## STATED PROBLEM
Look through the records that follow. Copy every line containing the word "Autodiscover".

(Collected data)
_ _ _ _ _ _ _
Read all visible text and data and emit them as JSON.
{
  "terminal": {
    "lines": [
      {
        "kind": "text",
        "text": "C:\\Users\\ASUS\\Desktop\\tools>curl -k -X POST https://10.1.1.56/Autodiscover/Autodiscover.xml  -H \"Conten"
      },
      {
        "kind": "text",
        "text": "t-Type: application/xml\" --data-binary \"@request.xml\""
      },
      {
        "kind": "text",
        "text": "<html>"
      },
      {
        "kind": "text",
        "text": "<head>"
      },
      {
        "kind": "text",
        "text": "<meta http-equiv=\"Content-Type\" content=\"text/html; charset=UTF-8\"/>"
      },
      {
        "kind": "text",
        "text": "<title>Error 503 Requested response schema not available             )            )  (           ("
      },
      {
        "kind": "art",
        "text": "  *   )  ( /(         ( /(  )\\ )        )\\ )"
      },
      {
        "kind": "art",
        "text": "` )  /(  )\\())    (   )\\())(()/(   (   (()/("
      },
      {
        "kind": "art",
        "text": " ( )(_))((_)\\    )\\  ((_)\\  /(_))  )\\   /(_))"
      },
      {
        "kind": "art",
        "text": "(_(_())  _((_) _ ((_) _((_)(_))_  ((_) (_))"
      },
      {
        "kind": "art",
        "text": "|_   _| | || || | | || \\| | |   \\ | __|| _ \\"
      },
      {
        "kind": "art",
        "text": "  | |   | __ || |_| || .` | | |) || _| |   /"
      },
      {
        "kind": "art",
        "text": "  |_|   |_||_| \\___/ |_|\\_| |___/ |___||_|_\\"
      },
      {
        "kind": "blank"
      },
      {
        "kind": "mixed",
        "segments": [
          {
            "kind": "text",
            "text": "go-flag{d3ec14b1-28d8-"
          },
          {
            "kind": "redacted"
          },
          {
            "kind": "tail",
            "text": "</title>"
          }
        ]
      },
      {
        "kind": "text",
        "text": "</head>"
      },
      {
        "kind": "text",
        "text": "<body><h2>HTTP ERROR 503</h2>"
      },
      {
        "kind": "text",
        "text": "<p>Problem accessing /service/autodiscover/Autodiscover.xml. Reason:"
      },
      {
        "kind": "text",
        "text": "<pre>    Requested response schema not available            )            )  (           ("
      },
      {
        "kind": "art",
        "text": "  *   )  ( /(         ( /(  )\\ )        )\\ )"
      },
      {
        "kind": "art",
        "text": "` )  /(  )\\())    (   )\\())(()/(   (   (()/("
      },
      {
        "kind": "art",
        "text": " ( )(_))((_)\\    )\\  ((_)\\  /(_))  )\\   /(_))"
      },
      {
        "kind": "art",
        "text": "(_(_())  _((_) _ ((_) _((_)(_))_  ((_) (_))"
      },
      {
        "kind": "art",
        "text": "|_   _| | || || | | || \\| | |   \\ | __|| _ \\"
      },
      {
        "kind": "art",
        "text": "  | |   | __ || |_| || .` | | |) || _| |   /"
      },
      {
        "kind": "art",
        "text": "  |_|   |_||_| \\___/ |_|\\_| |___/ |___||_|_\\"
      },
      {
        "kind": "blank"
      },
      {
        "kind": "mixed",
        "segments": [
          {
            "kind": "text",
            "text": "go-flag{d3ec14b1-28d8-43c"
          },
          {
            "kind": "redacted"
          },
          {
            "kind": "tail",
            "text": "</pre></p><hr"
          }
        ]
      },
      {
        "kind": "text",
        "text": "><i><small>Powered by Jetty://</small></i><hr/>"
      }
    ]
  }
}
_ _ _ _ _ _ _
## RESPONSE BELOW
        "text": "C:\\Users\\ASUS\\Desktop\\tools>curl -k -X POST https://10.1.1.56/Autodiscover/Autodiscover.xml  -H \"Conten"
        "text": "<p>Problem accessing /service/autodiscover/Autodiscover.xml. Reason:"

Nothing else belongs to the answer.